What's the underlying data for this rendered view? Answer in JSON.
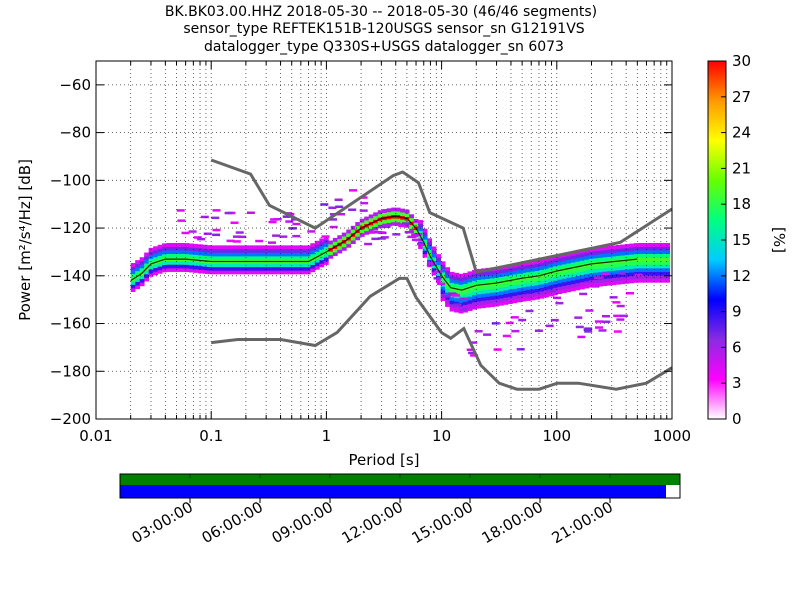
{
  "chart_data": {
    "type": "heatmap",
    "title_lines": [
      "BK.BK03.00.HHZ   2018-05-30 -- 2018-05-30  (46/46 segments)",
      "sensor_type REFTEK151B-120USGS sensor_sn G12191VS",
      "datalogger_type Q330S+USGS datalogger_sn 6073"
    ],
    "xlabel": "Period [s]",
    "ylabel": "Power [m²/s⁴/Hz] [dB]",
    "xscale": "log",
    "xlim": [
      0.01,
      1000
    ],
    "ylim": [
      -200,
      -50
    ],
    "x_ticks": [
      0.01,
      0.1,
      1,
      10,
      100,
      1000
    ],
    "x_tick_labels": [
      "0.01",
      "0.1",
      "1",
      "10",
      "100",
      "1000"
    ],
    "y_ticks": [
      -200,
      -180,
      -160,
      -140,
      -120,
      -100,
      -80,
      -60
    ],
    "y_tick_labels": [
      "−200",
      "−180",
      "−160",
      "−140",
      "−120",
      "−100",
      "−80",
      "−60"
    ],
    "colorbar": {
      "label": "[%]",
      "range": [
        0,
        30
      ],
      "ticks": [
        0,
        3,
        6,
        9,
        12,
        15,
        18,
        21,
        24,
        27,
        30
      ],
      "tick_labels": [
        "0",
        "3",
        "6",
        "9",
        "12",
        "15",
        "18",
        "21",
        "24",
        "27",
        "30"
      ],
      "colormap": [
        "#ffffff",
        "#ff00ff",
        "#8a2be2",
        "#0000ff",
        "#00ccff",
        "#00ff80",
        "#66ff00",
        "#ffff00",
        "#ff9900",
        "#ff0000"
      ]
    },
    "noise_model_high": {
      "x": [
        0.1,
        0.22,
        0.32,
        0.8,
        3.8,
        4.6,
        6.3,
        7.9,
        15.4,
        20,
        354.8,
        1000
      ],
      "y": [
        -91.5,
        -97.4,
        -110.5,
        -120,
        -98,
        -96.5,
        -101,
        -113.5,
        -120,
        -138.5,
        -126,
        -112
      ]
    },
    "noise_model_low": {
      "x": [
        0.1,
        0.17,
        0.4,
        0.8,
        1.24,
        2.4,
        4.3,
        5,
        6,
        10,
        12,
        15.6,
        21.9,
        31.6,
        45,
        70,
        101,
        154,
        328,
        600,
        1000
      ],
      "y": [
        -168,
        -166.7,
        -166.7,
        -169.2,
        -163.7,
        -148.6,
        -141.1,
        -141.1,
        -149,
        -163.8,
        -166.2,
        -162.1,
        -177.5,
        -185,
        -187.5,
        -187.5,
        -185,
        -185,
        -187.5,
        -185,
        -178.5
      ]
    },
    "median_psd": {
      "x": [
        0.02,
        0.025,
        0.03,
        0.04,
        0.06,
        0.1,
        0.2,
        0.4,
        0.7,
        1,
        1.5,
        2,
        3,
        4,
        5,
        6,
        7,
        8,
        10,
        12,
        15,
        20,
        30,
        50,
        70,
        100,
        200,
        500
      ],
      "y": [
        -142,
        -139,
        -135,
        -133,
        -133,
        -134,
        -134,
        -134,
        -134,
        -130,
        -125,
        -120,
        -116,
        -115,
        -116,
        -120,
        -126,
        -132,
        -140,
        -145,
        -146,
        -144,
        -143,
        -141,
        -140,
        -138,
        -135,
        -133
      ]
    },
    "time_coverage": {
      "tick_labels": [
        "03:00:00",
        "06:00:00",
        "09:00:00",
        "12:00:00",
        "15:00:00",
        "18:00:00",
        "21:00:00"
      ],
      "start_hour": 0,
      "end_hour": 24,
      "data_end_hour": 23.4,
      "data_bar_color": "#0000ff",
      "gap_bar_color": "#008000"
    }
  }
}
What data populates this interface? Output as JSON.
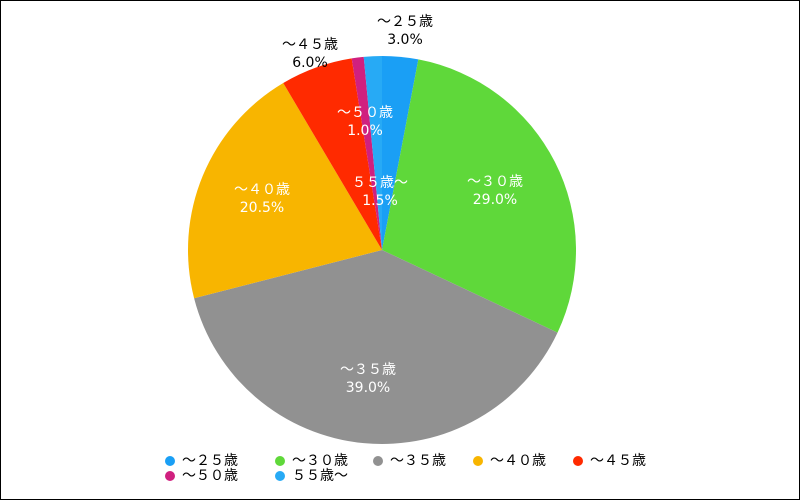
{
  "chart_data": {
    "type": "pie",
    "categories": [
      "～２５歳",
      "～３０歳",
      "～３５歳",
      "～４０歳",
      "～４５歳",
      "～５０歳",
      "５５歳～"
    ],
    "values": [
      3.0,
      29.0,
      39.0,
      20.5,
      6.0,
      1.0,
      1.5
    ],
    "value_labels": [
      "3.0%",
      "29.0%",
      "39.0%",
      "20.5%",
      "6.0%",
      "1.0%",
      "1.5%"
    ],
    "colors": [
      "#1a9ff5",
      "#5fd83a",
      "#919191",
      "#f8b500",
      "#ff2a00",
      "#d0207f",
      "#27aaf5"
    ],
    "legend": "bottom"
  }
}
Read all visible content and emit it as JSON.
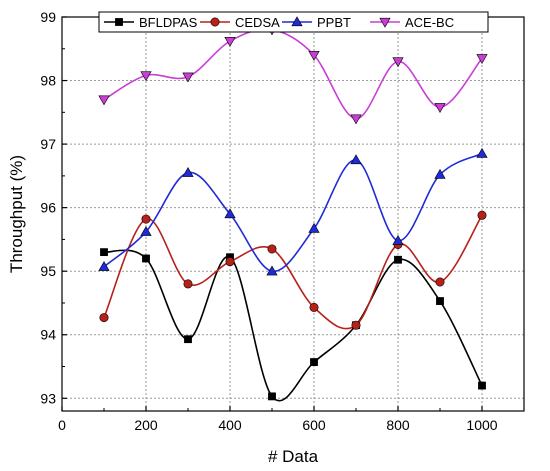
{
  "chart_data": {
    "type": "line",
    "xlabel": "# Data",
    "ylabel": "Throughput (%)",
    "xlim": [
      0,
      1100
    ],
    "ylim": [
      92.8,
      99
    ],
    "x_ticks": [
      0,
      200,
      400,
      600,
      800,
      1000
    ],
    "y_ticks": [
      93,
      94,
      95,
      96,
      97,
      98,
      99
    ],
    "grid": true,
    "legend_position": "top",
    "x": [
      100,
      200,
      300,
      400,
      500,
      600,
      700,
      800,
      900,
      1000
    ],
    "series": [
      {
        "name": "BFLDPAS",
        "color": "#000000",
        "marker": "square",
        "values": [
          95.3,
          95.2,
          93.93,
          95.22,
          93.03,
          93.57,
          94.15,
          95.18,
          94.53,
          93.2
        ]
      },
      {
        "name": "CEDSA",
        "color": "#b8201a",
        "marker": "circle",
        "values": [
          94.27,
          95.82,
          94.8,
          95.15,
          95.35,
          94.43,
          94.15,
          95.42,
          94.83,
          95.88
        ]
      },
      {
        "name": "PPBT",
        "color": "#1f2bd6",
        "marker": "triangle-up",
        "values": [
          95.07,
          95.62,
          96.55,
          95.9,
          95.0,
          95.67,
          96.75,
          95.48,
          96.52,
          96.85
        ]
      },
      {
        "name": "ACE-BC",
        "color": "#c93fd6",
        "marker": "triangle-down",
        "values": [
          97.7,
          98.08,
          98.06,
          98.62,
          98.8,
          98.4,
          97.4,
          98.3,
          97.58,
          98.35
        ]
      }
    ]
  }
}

(AIM OF THE EXERCISE):
Which lines hold the word "name"? Show each one.

(ANSWER TO THIS PROBLEM):
        "name": "BFLDPAS",
        "name": "CEDSA",
        "name": "PPBT",
        "name": "ACE-BC",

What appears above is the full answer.